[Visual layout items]
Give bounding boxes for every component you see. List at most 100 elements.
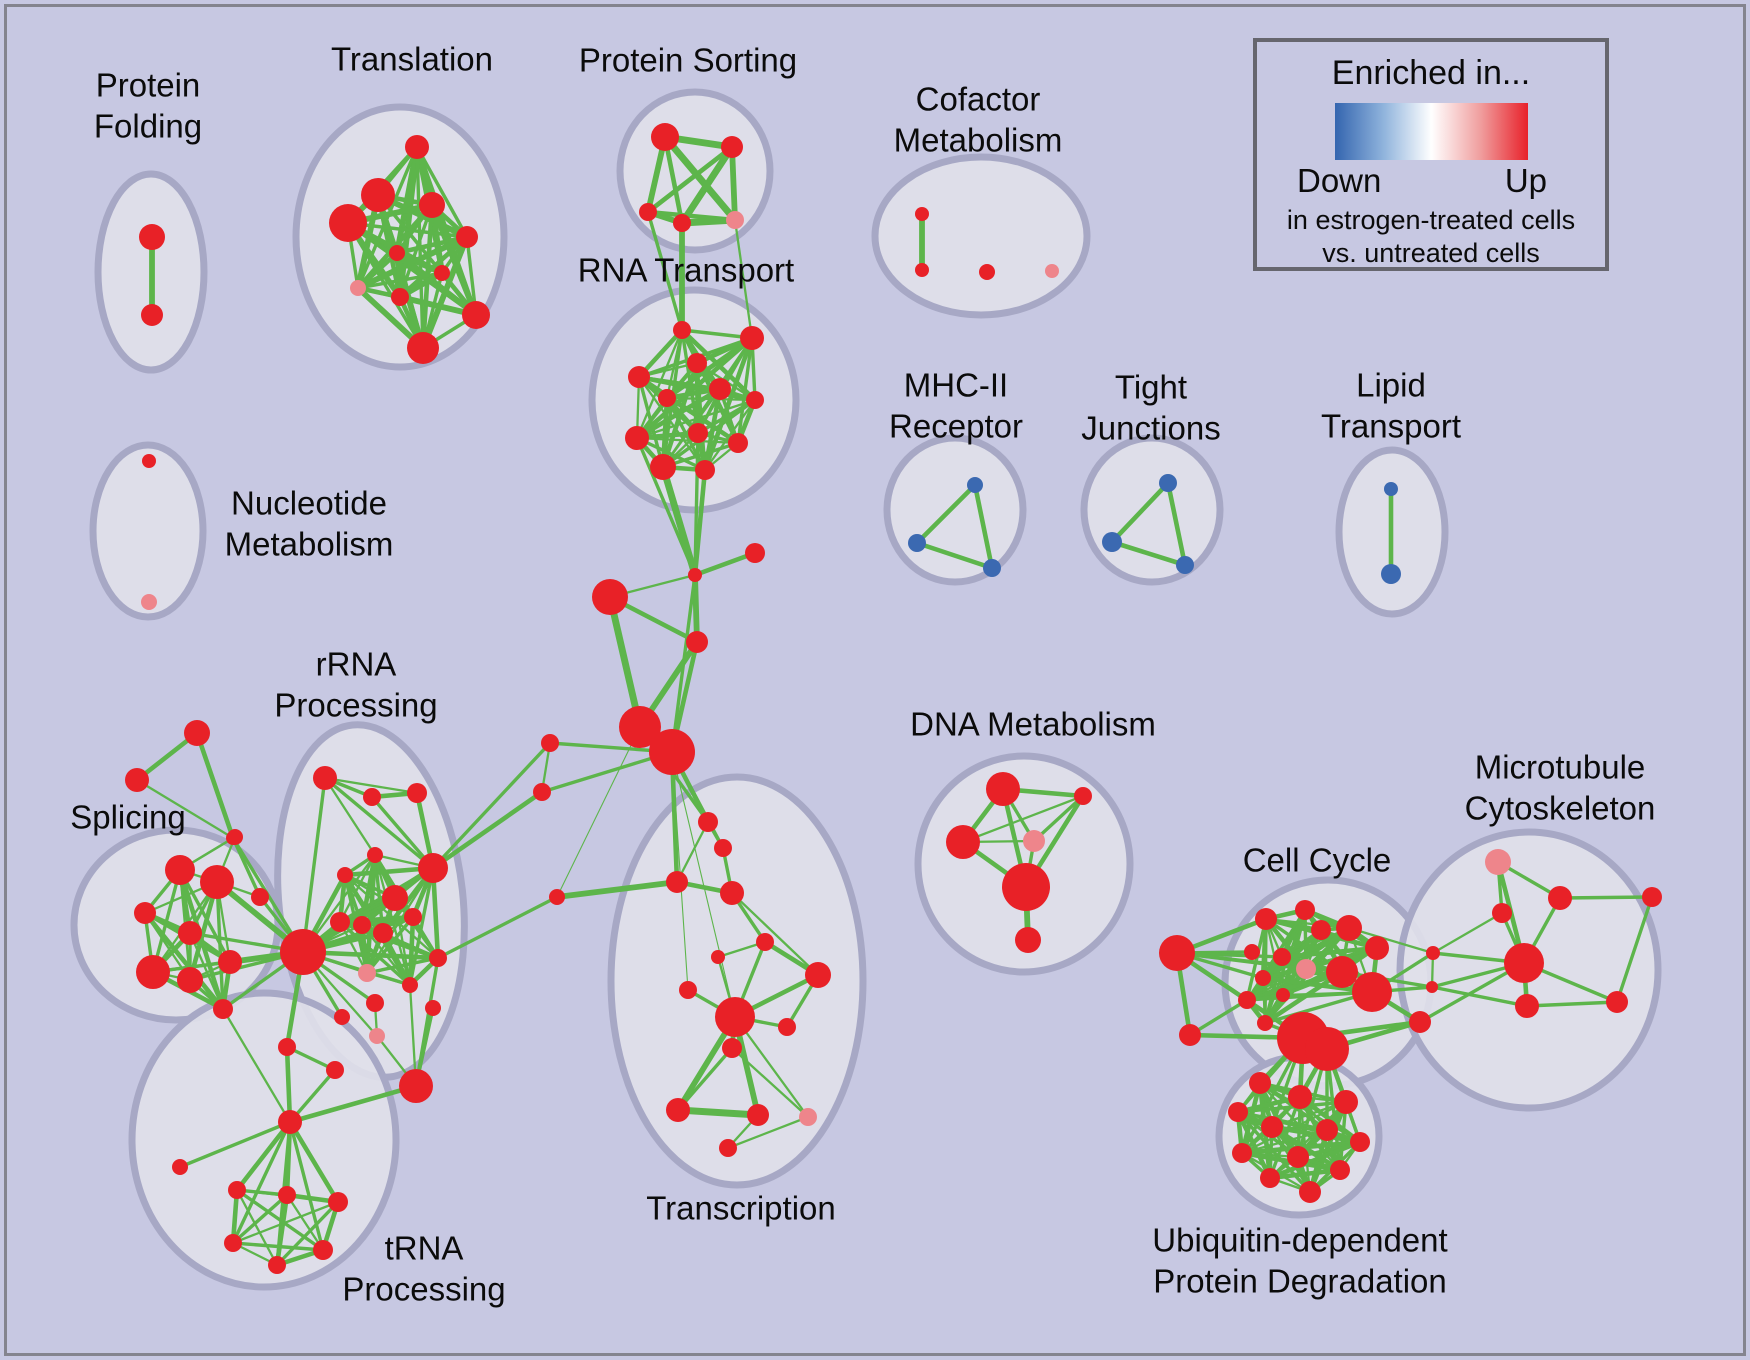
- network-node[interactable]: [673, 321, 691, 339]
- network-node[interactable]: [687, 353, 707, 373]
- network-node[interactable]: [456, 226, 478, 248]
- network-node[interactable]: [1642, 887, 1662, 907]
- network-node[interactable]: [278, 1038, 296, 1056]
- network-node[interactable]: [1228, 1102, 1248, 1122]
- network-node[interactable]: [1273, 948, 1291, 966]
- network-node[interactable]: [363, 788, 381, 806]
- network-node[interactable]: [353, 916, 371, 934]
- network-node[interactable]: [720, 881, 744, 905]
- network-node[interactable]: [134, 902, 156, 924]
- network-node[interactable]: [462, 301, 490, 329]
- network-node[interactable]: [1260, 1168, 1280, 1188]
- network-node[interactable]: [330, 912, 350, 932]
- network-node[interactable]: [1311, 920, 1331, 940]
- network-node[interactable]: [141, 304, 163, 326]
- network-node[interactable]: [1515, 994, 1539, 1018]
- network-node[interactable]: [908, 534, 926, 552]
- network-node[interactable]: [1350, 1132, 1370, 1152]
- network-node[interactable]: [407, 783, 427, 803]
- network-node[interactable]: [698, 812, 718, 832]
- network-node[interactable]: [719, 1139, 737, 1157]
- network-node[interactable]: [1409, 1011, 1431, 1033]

Written problem>
Copy out every line of the items above word for word, omitting the pictures.

Output below>
Give bounding boxes for every component you see. List at most 100 elements.
- network-node[interactable]: [673, 321, 691, 339]
- network-node[interactable]: [687, 353, 707, 373]
- network-node[interactable]: [456, 226, 478, 248]
- network-node[interactable]: [1642, 887, 1662, 907]
- network-node[interactable]: [278, 1038, 296, 1056]
- network-node[interactable]: [1228, 1102, 1248, 1122]
- network-node[interactable]: [1273, 948, 1291, 966]
- network-node[interactable]: [363, 788, 381, 806]
- network-node[interactable]: [353, 916, 371, 934]
- network-node[interactable]: [720, 881, 744, 905]
- network-node[interactable]: [134, 902, 156, 924]
- network-node[interactable]: [462, 301, 490, 329]
- network-node[interactable]: [1260, 1168, 1280, 1188]
- network-node[interactable]: [330, 912, 350, 932]
- network-node[interactable]: [1311, 920, 1331, 940]
- network-node[interactable]: [141, 304, 163, 326]
- network-node[interactable]: [1515, 994, 1539, 1018]
- network-node[interactable]: [908, 534, 926, 552]
- network-node[interactable]: [1350, 1132, 1370, 1152]
- network-node[interactable]: [407, 783, 427, 803]
- network-node[interactable]: [698, 812, 718, 832]
- network-node[interactable]: [719, 1139, 737, 1157]
- network-node[interactable]: [1409, 1011, 1431, 1033]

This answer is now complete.